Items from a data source
>> begin

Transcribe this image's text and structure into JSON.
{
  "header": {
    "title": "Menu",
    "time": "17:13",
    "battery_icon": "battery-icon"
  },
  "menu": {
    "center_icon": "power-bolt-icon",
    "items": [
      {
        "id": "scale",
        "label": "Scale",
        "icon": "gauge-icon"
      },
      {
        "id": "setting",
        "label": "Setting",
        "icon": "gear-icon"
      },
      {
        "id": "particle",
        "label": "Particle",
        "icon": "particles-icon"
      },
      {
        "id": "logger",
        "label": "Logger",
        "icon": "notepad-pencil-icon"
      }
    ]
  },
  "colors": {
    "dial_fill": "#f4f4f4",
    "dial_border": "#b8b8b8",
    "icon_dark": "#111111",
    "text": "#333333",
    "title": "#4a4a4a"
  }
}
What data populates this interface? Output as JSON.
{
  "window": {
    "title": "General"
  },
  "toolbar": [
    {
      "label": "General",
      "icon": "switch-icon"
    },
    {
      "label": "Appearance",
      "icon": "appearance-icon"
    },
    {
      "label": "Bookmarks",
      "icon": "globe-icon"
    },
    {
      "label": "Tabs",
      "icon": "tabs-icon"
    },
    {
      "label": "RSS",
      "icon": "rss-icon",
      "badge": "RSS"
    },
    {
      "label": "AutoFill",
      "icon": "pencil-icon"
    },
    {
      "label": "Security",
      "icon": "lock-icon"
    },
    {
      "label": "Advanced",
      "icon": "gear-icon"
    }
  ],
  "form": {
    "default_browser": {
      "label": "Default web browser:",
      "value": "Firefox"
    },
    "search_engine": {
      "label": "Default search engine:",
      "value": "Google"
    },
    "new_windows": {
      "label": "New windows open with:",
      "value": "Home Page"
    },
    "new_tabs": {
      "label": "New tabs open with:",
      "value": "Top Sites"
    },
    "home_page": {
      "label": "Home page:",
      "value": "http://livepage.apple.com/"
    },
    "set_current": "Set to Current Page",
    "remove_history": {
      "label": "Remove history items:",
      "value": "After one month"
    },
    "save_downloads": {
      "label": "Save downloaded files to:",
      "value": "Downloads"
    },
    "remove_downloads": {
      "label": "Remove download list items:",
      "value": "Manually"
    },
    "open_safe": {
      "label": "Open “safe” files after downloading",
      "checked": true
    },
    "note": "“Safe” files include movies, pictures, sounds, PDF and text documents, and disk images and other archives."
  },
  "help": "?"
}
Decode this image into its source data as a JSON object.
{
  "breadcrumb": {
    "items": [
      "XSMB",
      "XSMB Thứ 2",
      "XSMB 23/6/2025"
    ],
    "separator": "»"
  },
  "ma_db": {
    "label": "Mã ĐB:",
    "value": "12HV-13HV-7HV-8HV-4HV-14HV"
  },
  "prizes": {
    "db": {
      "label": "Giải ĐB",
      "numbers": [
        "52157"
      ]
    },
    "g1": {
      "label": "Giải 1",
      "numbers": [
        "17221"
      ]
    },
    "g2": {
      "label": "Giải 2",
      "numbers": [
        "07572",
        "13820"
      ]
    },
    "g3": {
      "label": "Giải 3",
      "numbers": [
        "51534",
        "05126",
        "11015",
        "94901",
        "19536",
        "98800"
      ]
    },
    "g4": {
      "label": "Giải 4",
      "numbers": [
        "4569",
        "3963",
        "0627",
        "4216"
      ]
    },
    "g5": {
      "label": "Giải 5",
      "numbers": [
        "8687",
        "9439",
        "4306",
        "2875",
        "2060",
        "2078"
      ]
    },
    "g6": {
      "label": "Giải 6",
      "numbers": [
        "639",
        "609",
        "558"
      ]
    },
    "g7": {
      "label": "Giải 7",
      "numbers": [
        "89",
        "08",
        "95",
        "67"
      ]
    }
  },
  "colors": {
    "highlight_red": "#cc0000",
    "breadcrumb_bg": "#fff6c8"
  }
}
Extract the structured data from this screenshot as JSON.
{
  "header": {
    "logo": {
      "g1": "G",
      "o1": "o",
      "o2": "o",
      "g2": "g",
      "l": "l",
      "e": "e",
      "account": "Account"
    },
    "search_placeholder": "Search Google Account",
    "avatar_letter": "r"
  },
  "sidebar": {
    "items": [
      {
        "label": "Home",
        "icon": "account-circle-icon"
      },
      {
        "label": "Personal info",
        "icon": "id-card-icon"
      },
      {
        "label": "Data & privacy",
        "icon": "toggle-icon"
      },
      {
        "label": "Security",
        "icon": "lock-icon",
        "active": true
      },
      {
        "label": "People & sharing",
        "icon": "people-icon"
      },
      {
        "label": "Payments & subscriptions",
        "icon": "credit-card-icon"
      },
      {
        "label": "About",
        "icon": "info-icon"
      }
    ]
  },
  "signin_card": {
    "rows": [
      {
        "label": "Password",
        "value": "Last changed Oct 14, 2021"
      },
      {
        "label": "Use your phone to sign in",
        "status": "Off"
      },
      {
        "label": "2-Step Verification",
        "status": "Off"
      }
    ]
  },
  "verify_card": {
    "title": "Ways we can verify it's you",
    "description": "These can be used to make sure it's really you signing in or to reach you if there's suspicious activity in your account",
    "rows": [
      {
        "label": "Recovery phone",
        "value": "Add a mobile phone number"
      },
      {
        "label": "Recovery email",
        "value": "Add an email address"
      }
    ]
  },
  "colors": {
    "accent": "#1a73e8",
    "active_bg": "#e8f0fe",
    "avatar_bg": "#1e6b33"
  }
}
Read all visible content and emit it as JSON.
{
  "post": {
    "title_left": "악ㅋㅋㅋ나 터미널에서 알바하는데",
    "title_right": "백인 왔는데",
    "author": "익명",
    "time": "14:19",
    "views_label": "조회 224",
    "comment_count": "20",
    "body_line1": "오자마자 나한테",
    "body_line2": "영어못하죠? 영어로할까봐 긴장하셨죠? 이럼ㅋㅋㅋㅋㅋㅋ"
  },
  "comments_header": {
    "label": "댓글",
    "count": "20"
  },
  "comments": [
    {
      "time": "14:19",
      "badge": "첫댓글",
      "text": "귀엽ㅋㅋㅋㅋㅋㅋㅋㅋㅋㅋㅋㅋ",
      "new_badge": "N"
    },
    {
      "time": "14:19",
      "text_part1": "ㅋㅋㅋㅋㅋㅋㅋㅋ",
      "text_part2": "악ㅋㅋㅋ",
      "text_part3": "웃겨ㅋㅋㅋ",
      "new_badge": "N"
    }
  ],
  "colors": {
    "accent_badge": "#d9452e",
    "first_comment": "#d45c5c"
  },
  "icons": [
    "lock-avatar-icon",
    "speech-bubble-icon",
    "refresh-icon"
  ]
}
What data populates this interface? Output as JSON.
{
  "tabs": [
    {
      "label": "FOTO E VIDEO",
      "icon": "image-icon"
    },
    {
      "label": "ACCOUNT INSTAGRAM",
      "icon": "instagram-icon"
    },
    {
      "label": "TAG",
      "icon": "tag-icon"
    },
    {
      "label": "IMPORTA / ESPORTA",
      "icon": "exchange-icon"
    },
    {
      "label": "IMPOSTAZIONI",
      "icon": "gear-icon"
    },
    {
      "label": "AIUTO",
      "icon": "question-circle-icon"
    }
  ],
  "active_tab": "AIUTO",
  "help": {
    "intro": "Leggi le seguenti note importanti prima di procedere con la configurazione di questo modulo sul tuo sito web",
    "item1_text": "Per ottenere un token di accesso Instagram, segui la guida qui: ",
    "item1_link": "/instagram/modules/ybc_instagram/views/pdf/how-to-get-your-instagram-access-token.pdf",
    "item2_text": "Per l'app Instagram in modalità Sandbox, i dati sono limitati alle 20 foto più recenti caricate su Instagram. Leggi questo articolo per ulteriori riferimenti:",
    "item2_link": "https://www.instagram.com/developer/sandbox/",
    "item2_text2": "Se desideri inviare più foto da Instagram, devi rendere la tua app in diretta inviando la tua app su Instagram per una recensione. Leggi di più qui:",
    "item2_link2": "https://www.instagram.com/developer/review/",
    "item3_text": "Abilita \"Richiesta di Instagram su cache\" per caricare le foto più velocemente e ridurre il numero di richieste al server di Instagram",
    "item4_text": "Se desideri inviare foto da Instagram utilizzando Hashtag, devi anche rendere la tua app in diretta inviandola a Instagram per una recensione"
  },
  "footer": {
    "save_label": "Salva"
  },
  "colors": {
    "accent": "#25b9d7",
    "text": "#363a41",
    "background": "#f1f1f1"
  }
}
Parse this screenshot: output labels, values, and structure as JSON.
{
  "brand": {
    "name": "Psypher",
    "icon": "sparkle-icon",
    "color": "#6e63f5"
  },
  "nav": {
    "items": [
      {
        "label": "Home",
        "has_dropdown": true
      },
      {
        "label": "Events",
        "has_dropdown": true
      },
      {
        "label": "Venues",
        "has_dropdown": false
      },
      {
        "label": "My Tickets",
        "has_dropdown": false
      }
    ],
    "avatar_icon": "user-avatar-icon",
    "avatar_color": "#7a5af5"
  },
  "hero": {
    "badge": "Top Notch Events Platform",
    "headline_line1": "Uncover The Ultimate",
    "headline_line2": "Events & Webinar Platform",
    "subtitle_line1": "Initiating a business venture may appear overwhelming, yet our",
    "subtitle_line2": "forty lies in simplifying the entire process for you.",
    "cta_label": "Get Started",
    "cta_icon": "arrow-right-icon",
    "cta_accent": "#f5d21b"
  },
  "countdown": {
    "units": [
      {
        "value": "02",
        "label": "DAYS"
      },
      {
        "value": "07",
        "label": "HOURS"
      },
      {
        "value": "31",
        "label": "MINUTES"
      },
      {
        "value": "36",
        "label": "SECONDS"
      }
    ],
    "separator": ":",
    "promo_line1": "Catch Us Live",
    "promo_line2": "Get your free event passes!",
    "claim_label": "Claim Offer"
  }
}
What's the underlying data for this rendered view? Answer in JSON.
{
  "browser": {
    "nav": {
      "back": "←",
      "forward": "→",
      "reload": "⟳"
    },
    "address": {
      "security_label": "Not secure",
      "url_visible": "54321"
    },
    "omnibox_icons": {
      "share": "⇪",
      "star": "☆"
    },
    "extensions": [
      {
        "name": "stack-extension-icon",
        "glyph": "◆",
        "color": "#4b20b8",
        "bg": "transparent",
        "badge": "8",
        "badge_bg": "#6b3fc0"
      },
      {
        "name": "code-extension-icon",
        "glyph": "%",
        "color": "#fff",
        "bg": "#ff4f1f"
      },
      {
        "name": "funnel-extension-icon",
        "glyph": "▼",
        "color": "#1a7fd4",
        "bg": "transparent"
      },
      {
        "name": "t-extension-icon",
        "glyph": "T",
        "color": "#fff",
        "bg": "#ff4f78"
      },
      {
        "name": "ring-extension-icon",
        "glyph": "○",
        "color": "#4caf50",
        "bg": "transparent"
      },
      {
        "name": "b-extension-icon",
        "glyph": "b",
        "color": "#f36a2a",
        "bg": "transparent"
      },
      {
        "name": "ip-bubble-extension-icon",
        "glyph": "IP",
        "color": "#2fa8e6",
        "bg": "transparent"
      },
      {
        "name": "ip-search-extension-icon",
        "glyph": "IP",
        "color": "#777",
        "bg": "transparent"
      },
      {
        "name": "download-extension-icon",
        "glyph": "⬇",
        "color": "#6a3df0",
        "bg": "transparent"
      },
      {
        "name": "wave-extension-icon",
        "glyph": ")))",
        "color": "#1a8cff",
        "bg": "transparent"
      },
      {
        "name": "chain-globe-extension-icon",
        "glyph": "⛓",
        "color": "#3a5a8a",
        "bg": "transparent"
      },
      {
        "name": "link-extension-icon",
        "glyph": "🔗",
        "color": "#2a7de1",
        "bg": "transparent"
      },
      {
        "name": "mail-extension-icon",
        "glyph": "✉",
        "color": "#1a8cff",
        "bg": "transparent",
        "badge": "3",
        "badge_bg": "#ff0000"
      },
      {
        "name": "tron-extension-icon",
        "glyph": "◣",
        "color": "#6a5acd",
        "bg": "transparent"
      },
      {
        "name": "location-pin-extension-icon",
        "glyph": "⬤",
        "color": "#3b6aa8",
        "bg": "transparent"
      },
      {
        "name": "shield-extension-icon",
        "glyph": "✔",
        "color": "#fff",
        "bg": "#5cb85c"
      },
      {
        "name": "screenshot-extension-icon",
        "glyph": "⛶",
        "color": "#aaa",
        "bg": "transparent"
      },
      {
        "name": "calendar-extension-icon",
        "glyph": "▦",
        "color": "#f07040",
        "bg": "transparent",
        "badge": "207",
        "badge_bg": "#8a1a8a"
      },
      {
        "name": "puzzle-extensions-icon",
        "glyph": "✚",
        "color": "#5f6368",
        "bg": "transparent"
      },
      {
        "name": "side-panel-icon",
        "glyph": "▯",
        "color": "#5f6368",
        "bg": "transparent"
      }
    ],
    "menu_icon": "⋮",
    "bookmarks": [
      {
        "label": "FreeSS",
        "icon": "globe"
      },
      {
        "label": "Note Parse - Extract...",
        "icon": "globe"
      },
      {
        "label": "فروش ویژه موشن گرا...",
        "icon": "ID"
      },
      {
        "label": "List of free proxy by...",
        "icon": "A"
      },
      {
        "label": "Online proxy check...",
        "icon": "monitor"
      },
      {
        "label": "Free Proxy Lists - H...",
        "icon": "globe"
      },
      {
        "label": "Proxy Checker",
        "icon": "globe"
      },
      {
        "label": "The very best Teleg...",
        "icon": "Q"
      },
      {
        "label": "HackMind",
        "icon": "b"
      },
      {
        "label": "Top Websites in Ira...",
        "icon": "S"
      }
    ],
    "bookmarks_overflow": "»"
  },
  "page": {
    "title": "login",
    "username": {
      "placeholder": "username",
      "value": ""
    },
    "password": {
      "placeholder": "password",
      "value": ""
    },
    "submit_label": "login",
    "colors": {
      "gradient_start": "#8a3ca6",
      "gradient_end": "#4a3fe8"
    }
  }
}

>> end

Goal of the exercise -> Identify the lines above that contain the word "your", then copy them.

Worked solution ->
        "label": "Use your phone to sign in",
    "description": "These can be used to make sure it's really you signing in or to reach you if there's suspicious activity in your account",
    "item1_link": "/instagram/modules/ybc_instagram/views/pdf/how-to-get-your-instagram-access-token.pdf",
    "promo_line2": "Get your free event passes!",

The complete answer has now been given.